(Saved data entries)
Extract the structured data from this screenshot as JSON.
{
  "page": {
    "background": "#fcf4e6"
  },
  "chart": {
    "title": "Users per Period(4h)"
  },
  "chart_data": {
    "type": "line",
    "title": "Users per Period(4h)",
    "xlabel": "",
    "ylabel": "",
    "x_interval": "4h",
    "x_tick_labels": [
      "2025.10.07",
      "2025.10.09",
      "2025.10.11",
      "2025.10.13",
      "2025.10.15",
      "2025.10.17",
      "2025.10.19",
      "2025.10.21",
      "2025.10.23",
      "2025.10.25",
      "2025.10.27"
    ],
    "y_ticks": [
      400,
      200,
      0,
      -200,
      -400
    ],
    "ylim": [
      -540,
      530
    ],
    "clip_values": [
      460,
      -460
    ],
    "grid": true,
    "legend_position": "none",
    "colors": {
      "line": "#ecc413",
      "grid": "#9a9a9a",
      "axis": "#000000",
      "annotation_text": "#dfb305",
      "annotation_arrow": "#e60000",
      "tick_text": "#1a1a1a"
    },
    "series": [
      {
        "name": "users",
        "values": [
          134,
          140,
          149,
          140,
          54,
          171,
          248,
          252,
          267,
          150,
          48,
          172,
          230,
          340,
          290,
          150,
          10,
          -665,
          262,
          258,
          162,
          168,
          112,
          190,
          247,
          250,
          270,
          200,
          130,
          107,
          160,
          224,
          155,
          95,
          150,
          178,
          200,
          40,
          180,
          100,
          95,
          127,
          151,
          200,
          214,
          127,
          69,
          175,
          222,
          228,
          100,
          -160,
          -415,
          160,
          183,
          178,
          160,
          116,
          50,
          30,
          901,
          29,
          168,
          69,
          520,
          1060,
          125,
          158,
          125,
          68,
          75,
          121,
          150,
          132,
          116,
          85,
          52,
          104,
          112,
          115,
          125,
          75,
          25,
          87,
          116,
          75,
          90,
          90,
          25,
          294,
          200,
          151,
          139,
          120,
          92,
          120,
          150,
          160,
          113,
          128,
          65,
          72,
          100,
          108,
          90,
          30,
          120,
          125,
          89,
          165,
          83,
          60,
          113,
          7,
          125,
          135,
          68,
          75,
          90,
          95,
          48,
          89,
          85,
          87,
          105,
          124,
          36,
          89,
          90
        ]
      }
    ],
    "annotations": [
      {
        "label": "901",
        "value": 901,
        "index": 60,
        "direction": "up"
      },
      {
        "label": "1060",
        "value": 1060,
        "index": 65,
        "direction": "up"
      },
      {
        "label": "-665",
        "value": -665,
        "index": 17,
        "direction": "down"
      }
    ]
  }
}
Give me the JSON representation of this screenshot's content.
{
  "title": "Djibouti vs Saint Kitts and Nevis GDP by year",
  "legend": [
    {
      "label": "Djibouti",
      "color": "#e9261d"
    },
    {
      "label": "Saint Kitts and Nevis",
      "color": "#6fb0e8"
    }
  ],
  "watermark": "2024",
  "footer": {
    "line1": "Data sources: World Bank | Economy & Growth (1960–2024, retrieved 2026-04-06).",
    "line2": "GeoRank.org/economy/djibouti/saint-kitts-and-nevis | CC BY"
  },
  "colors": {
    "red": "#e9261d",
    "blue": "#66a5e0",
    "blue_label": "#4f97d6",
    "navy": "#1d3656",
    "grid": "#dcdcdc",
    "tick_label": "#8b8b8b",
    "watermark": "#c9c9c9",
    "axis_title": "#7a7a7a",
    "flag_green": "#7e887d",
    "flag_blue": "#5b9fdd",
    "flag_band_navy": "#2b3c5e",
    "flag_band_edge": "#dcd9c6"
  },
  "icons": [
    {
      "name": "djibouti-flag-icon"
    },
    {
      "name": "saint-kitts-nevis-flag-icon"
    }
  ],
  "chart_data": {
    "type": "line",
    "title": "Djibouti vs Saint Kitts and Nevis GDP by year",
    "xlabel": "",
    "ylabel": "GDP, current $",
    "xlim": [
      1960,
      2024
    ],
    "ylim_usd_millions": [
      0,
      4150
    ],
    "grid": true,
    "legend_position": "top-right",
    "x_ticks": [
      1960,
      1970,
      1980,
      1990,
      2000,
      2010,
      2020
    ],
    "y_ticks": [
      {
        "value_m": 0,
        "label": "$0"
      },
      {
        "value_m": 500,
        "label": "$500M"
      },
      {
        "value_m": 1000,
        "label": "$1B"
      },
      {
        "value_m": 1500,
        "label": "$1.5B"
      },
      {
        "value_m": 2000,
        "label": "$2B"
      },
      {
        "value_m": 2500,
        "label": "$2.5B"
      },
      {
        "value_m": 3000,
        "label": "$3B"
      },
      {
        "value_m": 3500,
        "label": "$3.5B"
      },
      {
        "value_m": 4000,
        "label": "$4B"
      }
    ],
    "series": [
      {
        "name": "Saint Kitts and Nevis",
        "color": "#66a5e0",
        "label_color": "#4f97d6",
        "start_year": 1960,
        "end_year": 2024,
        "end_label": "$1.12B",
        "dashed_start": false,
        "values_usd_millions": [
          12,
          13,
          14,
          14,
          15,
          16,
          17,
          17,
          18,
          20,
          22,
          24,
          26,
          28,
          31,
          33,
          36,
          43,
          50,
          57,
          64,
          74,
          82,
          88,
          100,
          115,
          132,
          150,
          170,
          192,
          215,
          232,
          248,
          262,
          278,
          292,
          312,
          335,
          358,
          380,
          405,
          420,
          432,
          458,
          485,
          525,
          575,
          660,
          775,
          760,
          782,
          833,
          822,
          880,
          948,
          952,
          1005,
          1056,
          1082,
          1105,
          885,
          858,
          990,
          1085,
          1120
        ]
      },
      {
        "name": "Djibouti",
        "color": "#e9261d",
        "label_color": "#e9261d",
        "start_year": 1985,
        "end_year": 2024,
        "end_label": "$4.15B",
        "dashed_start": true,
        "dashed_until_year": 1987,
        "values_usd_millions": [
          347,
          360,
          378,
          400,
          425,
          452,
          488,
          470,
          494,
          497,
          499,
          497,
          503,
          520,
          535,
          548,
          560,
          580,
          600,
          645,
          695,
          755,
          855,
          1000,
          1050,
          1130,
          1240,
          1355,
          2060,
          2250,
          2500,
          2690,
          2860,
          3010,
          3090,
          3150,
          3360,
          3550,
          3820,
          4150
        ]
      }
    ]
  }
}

■ Prompt
Repeat the entries exactly, all of them.

■ Complete answer
Extract the structured data from this screenshot as JSON.
{
  "page": {
    "background": "#fcf4e6"
  },
  "chart": {
    "title": "Users per Period(4h)"
  },
  "chart_data": {
    "type": "line",
    "title": "Users per Period(4h)",
    "xlabel": "",
    "ylabel": "",
    "x_interval": "4h",
    "x_tick_labels": [
      "2025.10.07",
      "2025.10.09",
      "2025.10.11",
      "2025.10.13",
      "2025.10.15",
      "2025.10.17",
      "2025.10.19",
      "2025.10.21",
      "2025.10.23",
      "2025.10.25",
      "2025.10.27"
    ],
    "y_ticks": [
      400,
      200,
      0,
      -200,
      -400
    ],
    "ylim": [
      -540,
      530
    ],
    "clip_values": [
      460,
      -460
    ],
    "grid": true,
    "legend_position": "none",
    "colors": {
      "line": "#ecc413",
      "grid": "#9a9a9a",
      "axis": "#000000",
      "annotation_text": "#dfb305",
      "annotation_arrow": "#e60000",
      "tick_text": "#1a1a1a"
    },
    "series": [
      {
        "name": "users",
        "values": [
          134,
          140,
          149,
          140,
          54,
          171,
          248,
          252,
          267,
          150,
          48,
          172,
          230,
          340,
          290,
          150,
          10,
          -665,
          262,
          258,
          162,
          168,
          112,
          190,
          247,
          250,
          270,
          200,
          130,
          107,
          160,
          224,
          155,
          95,
          150,
          178,
          200,
          40,
          180,
          100,
          95,
          127,
          151,
          200,
          214,
          127,
          69,
          175,
          222,
          228,
          100,
          -160,
          -415,
          160,
          183,
          178,
          160,
          116,
          50,
          30,
          901,
          29,
          168,
          69,
          520,
          1060,
          125,
          158,
          125,
          68,
          75,
          121,
          150,
          132,
          116,
          85,
          52,
          104,
          112,
          115,
          125,
          75,
          25,
          87,
          116,
          75,
          90,
          90,
          25,
          294,
          200,
          151,
          139,
          120,
          92,
          120,
          150,
          160,
          113,
          128,
          65,
          72,
          100,
          108,
          90,
          30,
          120,
          125,
          89,
          165,
          83,
          60,
          113,
          7,
          125,
          135,
          68,
          75,
          90,
          95,
          48,
          89,
          85,
          87,
          105,
          124,
          36,
          89,
          90
        ]
      }
    ],
    "annotations": [
      {
        "label": "901",
        "value": 901,
        "index": 60,
        "direction": "up"
      },
      {
        "label": "1060",
        "value": 1060,
        "index": 65,
        "direction": "up"
      },
      {
        "label": "-665",
        "value": -665,
        "index": 17,
        "direction": "down"
      }
    ]
  }
}
Give me the JSON representation of this screenshot's content.
{
  "title": "Djibouti vs Saint Kitts and Nevis GDP by year",
  "legend": [
    {
      "label": "Djibouti",
      "color": "#e9261d"
    },
    {
      "label": "Saint Kitts and Nevis",
      "color": "#6fb0e8"
    }
  ],
  "watermark": "2024",
  "footer": {
    "line1": "Data sources: World Bank | Economy & Growth (1960–2024, retrieved 2026-04-06).",
    "line2": "GeoRank.org/economy/djibouti/saint-kitts-and-nevis | CC BY"
  },
  "colors": {
    "red": "#e9261d",
    "blue": "#66a5e0",
    "blue_label": "#4f97d6",
    "navy": "#1d3656",
    "grid": "#dcdcdc",
    "tick_label": "#8b8b8b",
    "watermark": "#c9c9c9",
    "axis_title": "#7a7a7a",
    "flag_green": "#7e887d",
    "flag_blue": "#5b9fdd",
    "flag_band_navy": "#2b3c5e",
    "flag_band_edge": "#dcd9c6"
  },
  "icons": [
    {
      "name": "djibouti-flag-icon"
    },
    {
      "name": "saint-kitts-nevis-flag-icon"
    }
  ],
  "chart_data": {
    "type": "line",
    "title": "Djibouti vs Saint Kitts and Nevis GDP by year",
    "xlabel": "",
    "ylabel": "GDP, current $",
    "xlim": [
      1960,
      2024
    ],
    "ylim_usd_millions": [
      0,
      4150
    ],
    "grid": true,
    "legend_position": "top-right",
    "x_ticks": [
      1960,
      1970,
      1980,
      1990,
      2000,
      2010,
      2020
    ],
    "y_ticks": [
      {
        "value_m": 0,
        "label": "$0"
      },
      {
        "value_m": 500,
        "label": "$500M"
      },
      {
        "value_m": 1000,
        "label": "$1B"
      },
      {
        "value_m": 1500,
        "label": "$1.5B"
      },
      {
        "value_m": 2000,
        "label": "$2B"
      },
      {
        "value_m": 2500,
        "label": "$2.5B"
      },
      {
        "value_m": 3000,
        "label": "$3B"
      },
      {
        "value_m": 3500,
        "label": "$3.5B"
      },
      {
        "value_m": 4000,
        "label": "$4B"
      }
    ],
    "series": [
      {
        "name": "Saint Kitts and Nevis",
        "color": "#66a5e0",
        "label_color": "#4f97d6",
        "start_year": 1960,
        "end_year": 2024,
        "end_label": "$1.12B",
        "dashed_start": false,
        "values_usd_millions": [
          12,
          13,
          14,
          14,
          15,
          16,
          17,
          17,
          18,
          20,
          22,
          24,
          26,
          28,
          31,
          33,
          36,
          43,
          50,
          57,
          64,
          74,
          82,
          88,
          100,
          115,
          132,
          150,
          170,
          192,
          215,
          232,
          248,
          262,
          278,
          292,
          312,
          335,
          358,
          380,
          405,
          420,
          432,
          458,
          485,
          525,
          575,
          660,
          775,
          760,
          782,
          833,
          822,
          880,
          948,
          952,
          1005,
          1056,
          1082,
          1105,
          885,
          858,
          990,
          1085,
          1120
        ]
      },
      {
        "name": "Djibouti",
        "color": "#e9261d",
        "label_color": "#e9261d",
        "start_year": 1985,
        "end_year": 2024,
        "end_label": "$4.15B",
        "dashed_start": true,
        "dashed_until_year": 1987,
        "values_usd_millions": [
          347,
          360,
          378,
          400,
          425,
          452,
          488,
          470,
          494,
          497,
          499,
          497,
          503,
          520,
          535,
          548,
          560,
          580,
          600,
          645,
          695,
          755,
          855,
          1000,
          1050,
          1130,
          1240,
          1355,
          2060,
          2250,
          2500,
          2690,
          2860,
          3010,
          3090,
          3150,
          3360,
          3550,
          3820,
          4150
        ]
      }
    ]
  }
}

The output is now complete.